* Text segment:
====

Monday, February 9, 2009

My Reality of Infertility

I'm sure that most everyone has heard about the California woman who gave birth to Octuplets a couple weeks ago. I frequent a few message boards (mostly that discuss fertility treatments), and wow are they blowing up about this!

When things like this happen (that is, higher order multiple births), fertility treatments are put in the media spotlight, and everyone seems to have an opinion about them... whether they are actually an informed individual or not. Because of this, fertility treatments really seem to get a bad stigma, or maybe I should say a worse stigma. Here are some of the comments that I have seen on message threads about fertility treatments in general:

"People who have fertility are irresponsible and too selfish to just adopt a needy child"

"America should stop this practice everyone is not meant to have children"

"People who do fertility are just crazy"

Now, while I admit that it certainly seems like there was some negligence involved with the whole Octuplet mom situation, it really really rubs me the wrong way when people start lumping all of us who pursue treatment for our infertility in one big category of "irresponsible", "selfish", and "crazy". I know not everyone agrees with fertility treatments, just as everyone does not agree with getting a heart transplant. And that's okay. However, I don't feel like people are seeing the true reality of infertility when they see these blurbs on TV about a woman who *may have * used the treatments in a careless way.

My reality of infertility goes way deeper than carelessly pouring drugs into my body in hopes of giving birth to twelve babies at once or being too selfish to adopt. This is journey that has been laden with some of the most difficult decisions that Chris and I have ever had to make.

Chris and I pray daily that we will make responsible and right decisions regarding the treatments that we pursue. We have had that hard, hard, hard conversation (more than once) about which treatments we are willing to undertake and where our stopping point is. We have spent many tearful evenings asking God to help us be wise in this journey.

That is my reality of infertility.

====

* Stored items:
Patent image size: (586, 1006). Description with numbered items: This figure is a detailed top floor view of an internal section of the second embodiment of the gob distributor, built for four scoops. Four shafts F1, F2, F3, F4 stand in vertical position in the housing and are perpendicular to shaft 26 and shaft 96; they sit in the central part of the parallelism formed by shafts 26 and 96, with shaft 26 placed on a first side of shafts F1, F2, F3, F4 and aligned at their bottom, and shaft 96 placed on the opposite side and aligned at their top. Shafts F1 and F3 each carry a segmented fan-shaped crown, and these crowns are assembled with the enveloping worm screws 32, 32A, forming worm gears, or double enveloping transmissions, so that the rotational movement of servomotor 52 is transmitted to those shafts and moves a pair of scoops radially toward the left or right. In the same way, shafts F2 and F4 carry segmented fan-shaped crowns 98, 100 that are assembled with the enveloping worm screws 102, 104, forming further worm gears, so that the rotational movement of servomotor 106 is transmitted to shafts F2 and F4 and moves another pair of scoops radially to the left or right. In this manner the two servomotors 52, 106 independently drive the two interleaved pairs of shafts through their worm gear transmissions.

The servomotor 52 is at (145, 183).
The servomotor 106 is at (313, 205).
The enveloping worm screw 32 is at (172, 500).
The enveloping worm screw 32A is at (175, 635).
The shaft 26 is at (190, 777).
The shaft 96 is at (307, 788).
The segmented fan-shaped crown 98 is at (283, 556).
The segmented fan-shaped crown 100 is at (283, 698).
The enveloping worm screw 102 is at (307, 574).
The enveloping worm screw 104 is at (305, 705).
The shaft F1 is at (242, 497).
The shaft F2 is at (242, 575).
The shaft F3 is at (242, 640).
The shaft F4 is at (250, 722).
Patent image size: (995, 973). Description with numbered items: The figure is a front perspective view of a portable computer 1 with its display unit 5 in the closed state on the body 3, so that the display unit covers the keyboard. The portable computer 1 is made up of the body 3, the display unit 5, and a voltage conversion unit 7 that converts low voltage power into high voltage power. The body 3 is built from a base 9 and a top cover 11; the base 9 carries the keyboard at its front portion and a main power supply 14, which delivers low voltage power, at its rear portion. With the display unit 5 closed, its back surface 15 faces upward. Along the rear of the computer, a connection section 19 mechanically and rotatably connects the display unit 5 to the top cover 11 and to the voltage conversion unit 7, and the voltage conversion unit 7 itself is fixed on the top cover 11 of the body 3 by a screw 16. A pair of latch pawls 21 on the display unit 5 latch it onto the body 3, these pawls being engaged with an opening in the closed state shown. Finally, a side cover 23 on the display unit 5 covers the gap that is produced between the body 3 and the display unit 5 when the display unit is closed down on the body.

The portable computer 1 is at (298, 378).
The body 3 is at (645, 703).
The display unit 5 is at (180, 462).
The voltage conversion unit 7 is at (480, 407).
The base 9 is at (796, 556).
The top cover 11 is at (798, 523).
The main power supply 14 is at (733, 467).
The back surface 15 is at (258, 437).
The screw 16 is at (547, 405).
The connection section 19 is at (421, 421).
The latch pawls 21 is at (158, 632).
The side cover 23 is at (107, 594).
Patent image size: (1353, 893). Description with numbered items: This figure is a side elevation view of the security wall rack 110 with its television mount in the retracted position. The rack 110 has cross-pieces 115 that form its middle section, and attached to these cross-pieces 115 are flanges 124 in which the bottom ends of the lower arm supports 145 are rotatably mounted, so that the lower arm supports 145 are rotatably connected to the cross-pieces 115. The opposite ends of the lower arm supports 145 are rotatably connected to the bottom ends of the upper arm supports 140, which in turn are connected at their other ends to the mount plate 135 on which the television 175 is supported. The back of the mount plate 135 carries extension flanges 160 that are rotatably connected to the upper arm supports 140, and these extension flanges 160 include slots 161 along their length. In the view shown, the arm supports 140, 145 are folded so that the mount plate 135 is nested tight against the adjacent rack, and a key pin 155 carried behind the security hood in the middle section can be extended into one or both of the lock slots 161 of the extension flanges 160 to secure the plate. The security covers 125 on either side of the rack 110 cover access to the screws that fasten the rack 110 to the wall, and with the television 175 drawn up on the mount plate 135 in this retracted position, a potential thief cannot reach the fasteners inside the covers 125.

====

* Problem 1:
Condense the paragraph of the blog post on infertility that begins "Chris and I pray daily," keeping its main facts.
* Problem 2:
Extend the blog post on infertility from its final line onward.

* Answer section 1:
Chris and I pray every day to make responsible, right decisions about the treatments we pursue. More than once, we have had the very hard conversation about which treatments we will accept and where we will stop. We have spent many tearful evenings asking God for wisdom on this journey.

* Answer section 2:
We have longed for children of our own for over five years. We have yearned for a little one with whom to give our love, to teach about the love of God and Jesus, and with whom to share our lives. We have prayed and prayed that whether this little one is to come to us by birth or by adoption, that we will be fit, loving parents.

That is my reality of infertility.

We have spoken with our physician about multiple births. We have discussed with eachother the possibility of having more than one baby at once. We know there is a possibility of a multiples, and we have prayed about that. We have agonized over the hard decision of whether or not we would still trigger if there were, say, four good eggs.

That is my reality of infertility.

We don't know what the future of our family holds. We don't know if we will have biological children or adopted children. But, we are careful and cautious and most importantly, PRAYERFUL, on this journey that is filled with hurt, disappointment, heartache, -- and someday -- happiness.

That is my reality of infertility.

4 comments:

Lisa said...

Great post. The reality of infertility is hard to digest and those who don't have to go through it just don't understand, try as some of them might. We pray for you both and your journey to baby.

KJG said...

Beautifully written.

Tracy said...

I just cried with you. I pray and think about your journey everyday. I'm sorry you are having to go through this.

Joy Lin said...

I agree with Kelly. This is powerful.